→ WORK REQUIRED
Copy each line in which the string "number" occurs.

┏━━

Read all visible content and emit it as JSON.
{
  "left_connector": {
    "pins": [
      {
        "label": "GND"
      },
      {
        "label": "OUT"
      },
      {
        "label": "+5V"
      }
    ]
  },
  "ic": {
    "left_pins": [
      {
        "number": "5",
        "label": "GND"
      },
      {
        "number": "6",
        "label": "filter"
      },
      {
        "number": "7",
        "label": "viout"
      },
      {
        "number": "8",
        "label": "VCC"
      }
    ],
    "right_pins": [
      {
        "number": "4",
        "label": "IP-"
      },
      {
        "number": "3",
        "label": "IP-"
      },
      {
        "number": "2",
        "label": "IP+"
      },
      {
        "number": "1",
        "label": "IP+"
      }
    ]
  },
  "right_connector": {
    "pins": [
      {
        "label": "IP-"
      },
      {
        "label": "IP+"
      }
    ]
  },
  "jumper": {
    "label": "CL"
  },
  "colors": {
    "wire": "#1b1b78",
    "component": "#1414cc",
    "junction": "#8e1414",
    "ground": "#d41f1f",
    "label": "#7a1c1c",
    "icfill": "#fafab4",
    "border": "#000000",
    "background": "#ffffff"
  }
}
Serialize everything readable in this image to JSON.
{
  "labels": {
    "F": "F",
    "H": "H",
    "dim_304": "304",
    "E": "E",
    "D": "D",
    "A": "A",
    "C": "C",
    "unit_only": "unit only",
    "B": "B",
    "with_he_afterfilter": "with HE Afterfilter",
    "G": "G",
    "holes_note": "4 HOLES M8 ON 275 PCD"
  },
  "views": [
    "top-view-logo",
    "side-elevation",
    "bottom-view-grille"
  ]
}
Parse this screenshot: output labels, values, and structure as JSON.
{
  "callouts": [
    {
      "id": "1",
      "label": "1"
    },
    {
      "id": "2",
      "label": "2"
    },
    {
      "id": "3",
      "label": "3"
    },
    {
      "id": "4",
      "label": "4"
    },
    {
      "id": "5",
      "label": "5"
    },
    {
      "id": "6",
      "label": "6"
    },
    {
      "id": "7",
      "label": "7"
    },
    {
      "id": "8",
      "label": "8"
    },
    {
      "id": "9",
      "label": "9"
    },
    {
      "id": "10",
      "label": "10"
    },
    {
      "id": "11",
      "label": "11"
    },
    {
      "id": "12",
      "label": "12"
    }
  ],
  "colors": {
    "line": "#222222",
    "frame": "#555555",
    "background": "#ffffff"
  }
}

┗━━

→ WRITTEN RESPONSE
        "number": "5",
        "number": "6",
        "number": "7",
        "number": "8",
        "number": "4",
        "number": "3",
        "number": "2",
        "number": "1",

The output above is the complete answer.